Stated goal
Across the entries below, how many lines contain the string "Card"? Give only the count.

⟨

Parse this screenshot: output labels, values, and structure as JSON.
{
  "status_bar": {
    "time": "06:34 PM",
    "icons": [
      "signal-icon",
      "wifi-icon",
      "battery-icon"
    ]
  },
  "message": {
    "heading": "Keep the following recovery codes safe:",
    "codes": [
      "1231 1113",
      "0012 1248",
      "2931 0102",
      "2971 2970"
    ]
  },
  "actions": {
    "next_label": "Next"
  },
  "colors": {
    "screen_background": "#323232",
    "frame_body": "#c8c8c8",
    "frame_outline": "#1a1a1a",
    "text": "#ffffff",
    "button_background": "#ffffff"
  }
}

⟩
⟨

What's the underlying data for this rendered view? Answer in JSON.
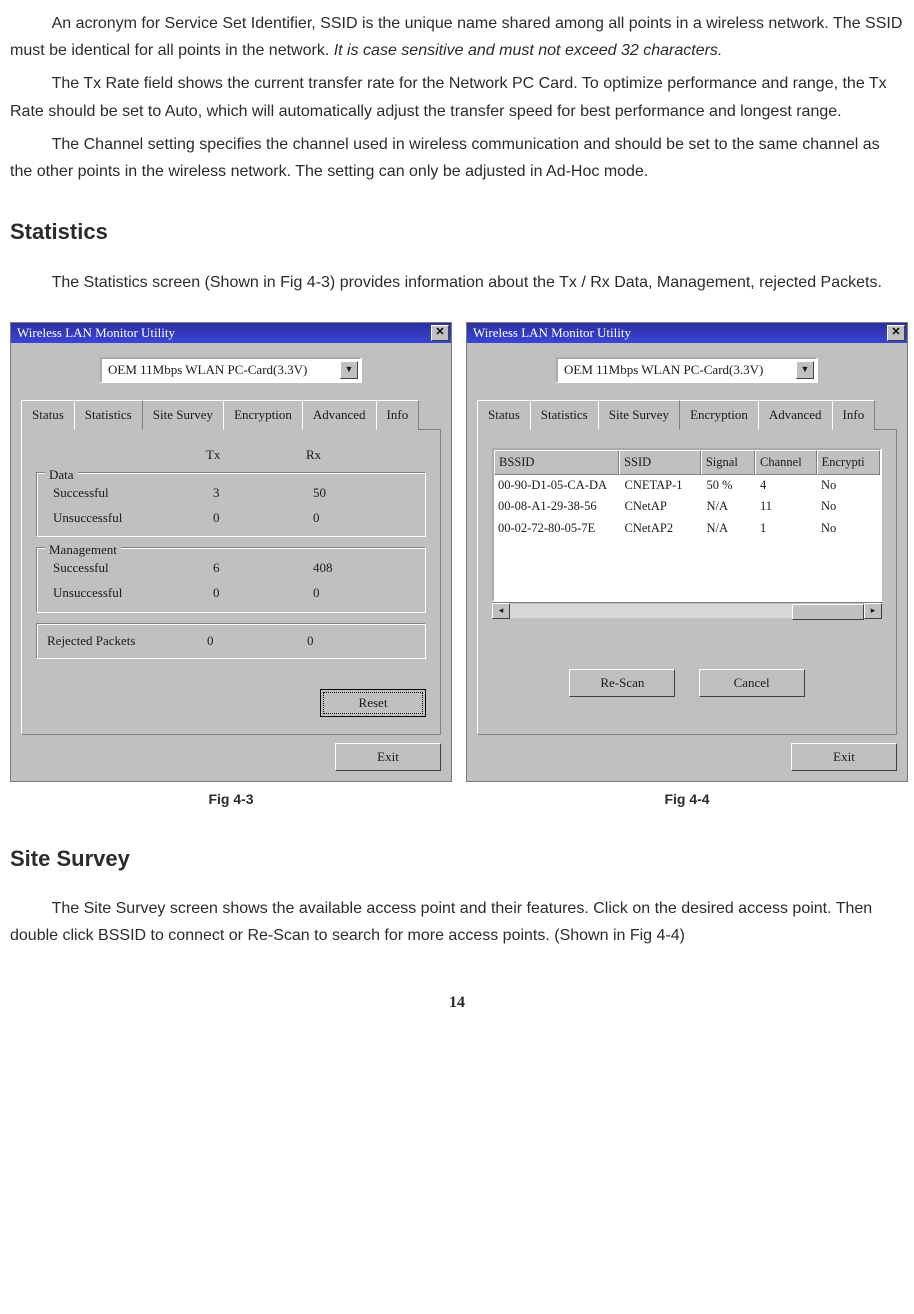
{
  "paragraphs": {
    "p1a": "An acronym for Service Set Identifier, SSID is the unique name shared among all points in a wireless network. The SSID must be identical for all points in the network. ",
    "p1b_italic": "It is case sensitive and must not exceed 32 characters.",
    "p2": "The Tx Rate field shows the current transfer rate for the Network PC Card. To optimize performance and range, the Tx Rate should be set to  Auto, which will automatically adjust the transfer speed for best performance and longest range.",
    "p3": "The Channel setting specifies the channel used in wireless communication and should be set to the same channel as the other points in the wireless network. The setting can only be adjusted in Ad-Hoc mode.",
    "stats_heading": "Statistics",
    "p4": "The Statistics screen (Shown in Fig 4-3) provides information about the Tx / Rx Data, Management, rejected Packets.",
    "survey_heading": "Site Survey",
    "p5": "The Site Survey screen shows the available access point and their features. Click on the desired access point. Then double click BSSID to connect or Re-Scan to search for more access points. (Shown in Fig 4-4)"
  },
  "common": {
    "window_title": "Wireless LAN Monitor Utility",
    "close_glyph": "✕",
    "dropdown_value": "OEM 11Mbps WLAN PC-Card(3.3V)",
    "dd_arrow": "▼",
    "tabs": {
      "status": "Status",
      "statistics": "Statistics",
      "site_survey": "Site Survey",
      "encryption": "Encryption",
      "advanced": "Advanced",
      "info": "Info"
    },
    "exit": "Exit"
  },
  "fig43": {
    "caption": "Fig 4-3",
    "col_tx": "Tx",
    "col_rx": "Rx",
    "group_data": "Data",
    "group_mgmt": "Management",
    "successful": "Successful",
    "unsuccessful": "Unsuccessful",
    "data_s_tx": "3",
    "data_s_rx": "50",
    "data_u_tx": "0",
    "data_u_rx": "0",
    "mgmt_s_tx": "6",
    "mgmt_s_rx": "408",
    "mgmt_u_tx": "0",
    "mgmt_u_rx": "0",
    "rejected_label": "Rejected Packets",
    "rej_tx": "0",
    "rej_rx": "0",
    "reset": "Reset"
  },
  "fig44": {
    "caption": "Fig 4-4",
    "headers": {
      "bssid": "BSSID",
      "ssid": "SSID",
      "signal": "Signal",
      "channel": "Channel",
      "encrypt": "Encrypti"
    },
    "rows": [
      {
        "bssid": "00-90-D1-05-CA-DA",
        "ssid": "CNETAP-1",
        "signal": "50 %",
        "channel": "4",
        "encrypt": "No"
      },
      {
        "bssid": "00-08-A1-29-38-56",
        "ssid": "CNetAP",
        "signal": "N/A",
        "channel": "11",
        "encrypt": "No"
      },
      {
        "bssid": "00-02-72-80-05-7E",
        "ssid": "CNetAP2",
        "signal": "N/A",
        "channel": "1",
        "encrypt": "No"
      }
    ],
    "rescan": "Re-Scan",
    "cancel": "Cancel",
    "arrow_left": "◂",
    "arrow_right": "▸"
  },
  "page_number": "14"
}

⟩

Answer for this exercise
2